**Objective**
Find every line in the entries below that contains the word "with", and copy each of those lines in full.

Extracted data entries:

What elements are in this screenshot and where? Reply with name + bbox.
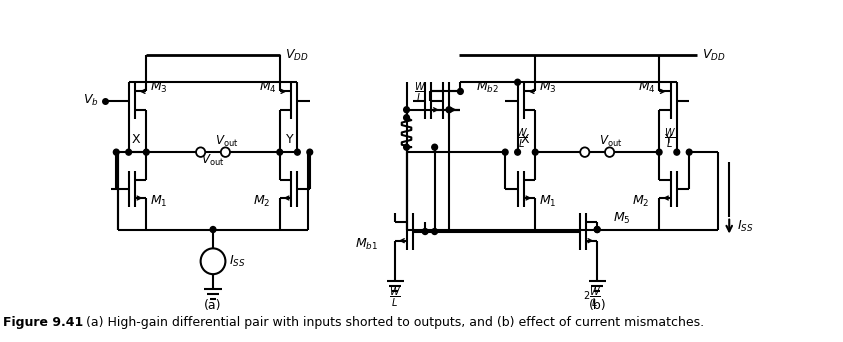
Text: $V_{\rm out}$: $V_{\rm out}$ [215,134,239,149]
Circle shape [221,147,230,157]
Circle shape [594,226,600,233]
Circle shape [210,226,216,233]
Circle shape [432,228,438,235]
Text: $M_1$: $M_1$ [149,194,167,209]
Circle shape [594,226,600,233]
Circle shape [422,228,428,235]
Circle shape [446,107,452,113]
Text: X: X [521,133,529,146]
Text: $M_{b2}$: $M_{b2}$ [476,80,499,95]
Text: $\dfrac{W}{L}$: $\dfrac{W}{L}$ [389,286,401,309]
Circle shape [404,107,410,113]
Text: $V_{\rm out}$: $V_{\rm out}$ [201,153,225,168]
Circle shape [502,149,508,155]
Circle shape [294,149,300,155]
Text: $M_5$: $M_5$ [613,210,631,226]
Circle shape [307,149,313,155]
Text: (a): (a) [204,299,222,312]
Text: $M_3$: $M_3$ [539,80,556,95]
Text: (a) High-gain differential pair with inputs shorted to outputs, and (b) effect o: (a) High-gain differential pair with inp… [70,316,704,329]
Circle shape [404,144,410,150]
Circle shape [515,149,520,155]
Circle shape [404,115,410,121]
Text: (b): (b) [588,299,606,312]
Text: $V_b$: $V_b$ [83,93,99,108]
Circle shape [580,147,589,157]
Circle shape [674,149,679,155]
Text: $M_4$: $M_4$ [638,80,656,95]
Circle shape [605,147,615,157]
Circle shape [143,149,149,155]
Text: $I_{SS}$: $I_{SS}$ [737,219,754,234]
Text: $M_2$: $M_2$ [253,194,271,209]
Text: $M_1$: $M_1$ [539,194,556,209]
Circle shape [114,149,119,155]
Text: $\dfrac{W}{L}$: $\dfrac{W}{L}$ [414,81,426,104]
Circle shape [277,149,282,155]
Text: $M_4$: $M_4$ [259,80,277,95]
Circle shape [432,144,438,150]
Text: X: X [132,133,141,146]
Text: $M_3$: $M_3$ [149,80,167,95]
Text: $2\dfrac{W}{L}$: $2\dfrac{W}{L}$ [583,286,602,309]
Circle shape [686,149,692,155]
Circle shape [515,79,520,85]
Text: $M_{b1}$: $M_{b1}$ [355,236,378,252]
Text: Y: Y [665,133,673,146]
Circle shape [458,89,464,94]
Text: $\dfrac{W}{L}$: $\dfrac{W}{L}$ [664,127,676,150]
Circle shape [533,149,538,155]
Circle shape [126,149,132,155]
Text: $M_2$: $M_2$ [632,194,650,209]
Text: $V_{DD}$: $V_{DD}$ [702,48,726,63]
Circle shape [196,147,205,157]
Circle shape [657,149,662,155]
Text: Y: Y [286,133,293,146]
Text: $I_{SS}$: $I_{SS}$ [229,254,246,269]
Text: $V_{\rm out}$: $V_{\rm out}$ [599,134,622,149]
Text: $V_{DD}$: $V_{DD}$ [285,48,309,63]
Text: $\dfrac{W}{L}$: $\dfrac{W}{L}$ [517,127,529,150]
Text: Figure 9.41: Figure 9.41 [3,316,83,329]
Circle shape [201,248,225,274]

**Answer to the task**
What elements are in this screenshot and where? Reply with name + bbox.
Text: (a) High-gain differential pair with inputs shorted to outputs, and (b) effect o: (a) High-gain differential pair with inp… [70,316,704,329]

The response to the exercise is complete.